+++ Listed records

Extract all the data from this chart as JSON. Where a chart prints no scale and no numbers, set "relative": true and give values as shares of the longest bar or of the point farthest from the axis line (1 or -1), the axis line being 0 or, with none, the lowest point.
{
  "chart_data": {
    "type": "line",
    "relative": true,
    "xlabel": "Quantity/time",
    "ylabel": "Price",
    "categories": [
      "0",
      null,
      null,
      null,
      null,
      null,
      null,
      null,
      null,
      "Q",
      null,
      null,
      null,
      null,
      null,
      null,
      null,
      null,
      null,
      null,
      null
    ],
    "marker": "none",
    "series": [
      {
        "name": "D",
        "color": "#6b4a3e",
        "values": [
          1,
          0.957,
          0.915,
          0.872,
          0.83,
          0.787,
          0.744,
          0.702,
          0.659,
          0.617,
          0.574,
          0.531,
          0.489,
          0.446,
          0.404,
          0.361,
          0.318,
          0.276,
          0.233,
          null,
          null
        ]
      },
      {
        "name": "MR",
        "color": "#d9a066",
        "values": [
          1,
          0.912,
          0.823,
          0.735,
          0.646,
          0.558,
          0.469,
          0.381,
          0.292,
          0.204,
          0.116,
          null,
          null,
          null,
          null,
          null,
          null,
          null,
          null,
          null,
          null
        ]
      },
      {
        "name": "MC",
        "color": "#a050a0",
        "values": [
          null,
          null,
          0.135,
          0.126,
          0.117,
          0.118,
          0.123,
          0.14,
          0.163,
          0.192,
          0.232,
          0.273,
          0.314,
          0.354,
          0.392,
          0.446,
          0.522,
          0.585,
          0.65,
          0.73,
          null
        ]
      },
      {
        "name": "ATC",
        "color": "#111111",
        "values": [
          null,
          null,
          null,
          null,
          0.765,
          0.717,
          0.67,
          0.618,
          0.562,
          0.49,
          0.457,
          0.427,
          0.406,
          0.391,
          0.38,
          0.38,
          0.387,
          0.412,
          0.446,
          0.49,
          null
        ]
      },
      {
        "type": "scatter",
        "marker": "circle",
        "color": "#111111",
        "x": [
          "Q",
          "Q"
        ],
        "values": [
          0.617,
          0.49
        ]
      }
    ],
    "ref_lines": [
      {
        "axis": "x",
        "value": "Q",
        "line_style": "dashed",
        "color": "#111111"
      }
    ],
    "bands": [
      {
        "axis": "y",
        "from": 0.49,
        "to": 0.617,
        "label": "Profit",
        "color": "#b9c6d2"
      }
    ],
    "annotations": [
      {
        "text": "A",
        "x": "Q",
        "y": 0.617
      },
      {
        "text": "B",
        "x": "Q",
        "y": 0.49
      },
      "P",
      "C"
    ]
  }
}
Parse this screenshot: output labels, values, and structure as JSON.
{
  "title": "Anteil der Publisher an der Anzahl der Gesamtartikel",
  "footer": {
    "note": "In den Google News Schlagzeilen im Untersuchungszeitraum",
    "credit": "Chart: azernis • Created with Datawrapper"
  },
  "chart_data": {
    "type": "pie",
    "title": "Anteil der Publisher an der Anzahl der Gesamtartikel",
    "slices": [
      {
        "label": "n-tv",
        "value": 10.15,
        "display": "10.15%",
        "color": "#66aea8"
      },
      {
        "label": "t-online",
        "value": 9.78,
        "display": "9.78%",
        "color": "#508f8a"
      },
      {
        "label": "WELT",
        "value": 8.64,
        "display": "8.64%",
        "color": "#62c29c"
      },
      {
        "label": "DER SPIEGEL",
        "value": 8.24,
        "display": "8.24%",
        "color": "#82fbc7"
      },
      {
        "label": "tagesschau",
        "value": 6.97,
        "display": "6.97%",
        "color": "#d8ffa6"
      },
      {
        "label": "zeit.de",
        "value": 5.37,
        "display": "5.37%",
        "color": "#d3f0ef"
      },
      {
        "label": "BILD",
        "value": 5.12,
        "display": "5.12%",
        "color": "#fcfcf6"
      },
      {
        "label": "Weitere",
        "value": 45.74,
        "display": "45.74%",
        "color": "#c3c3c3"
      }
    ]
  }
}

++++++

To do —
Copy the data above in full, character for character.

Reply to the exercise —
Extract all the data from this chart as JSON. Where a chart prints no scale and no numbers, set "relative": true and give values as shares of the longest bar or of the point farthest from the axis line (1 or -1), the axis line being 0 or, with none, the lowest point.
{
  "chart_data": {
    "type": "line",
    "relative": true,
    "xlabel": "Quantity/time",
    "ylabel": "Price",
    "categories": [
      "0",
      null,
      null,
      null,
      null,
      null,
      null,
      null,
      null,
      "Q",
      null,
      null,
      null,
      null,
      null,
      null,
      null,
      null,
      null,
      null,
      null
    ],
    "marker": "none",
    "series": [
      {
        "name": "D",
        "color": "#6b4a3e",
        "values": [
          1,
          0.957,
          0.915,
          0.872,
          0.83,
          0.787,
          0.744,
          0.702,
          0.659,
          0.617,
          0.574,
          0.531,
          0.489,
          0.446,
          0.404,
          0.361,
          0.318,
          0.276,
          0.233,
          null,
          null
        ]
      },
      {
        "name": "MR",
        "color": "#d9a066",
        "values": [
          1,
          0.912,
          0.823,
          0.735,
          0.646,
          0.558,
          0.469,
          0.381,
          0.292,
          0.204,
          0.116,
          null,
          null,
          null,
          null,
          null,
          null,
          null,
          null,
          null,
          null
        ]
      },
      {
        "name": "MC",
        "color": "#a050a0",
        "values": [
          null,
          null,
          0.135,
          0.126,
          0.117,
          0.118,
          0.123,
          0.14,
          0.163,
          0.192,
          0.232,
          0.273,
          0.314,
          0.354,
          0.392,
          0.446,
          0.522,
          0.585,
          0.65,
          0.73,
          null
        ]
      },
      {
        "name": "ATC",
        "color": "#111111",
        "values": [
          null,
          null,
          null,
          null,
          0.765,
          0.717,
          0.67,
          0.618,
          0.562,
          0.49,
          0.457,
          0.427,
          0.406,
          0.391,
          0.38,
          0.38,
          0.387,
          0.412,
          0.446,
          0.49,
          null
        ]
      },
      {
        "type": "scatter",
        "marker": "circle",
        "color": "#111111",
        "x": [
          "Q",
          "Q"
        ],
        "values": [
          0.617,
          0.49
        ]
      }
    ],
    "ref_lines": [
      {
        "axis": "x",
        "value": "Q",
        "line_style": "dashed",
        "color": "#111111"
      }
    ],
    "bands": [
      {
        "axis": "y",
        "from": 0.49,
        "to": 0.617,
        "label": "Profit",
        "color": "#b9c6d2"
      }
    ],
    "annotations": [
      {
        "text": "A",
        "x": "Q",
        "y": 0.617
      },
      {
        "text": "B",
        "x": "Q",
        "y": 0.49
      },
      "P",
      "C"
    ]
  }
}
Parse this screenshot: output labels, values, and structure as JSON.
{
  "title": "Anteil der Publisher an der Anzahl der Gesamtartikel",
  "footer": {
    "note": "In den Google News Schlagzeilen im Untersuchungszeitraum",
    "credit": "Chart: azernis • Created with Datawrapper"
  },
  "chart_data": {
    "type": "pie",
    "title": "Anteil der Publisher an der Anzahl der Gesamtartikel",
    "slices": [
      {
        "label": "n-tv",
        "value": 10.15,
        "display": "10.15%",
        "color": "#66aea8"
      },
      {
        "label": "t-online",
        "value": 9.78,
        "display": "9.78%",
        "color": "#508f8a"
      },
      {
        "label": "WELT",
        "value": 8.64,
        "display": "8.64%",
        "color": "#62c29c"
      },
      {
        "label": "DER SPIEGEL",
        "value": 8.24,
        "display": "8.24%",
        "color": "#82fbc7"
      },
      {
        "label": "tagesschau",
        "value": 6.97,
        "display": "6.97%",
        "color": "#d8ffa6"
      },
      {
        "label": "zeit.de",
        "value": 5.37,
        "display": "5.37%",
        "color": "#d3f0ef"
      },
      {
        "label": "BILD",
        "value": 5.12,
        "display": "5.12%",
        "color": "#fcfcf6"
      },
      {
        "label": "Weitere",
        "value": 45.74,
        "display": "45.74%",
        "color": "#c3c3c3"
      }
    ]
  }
}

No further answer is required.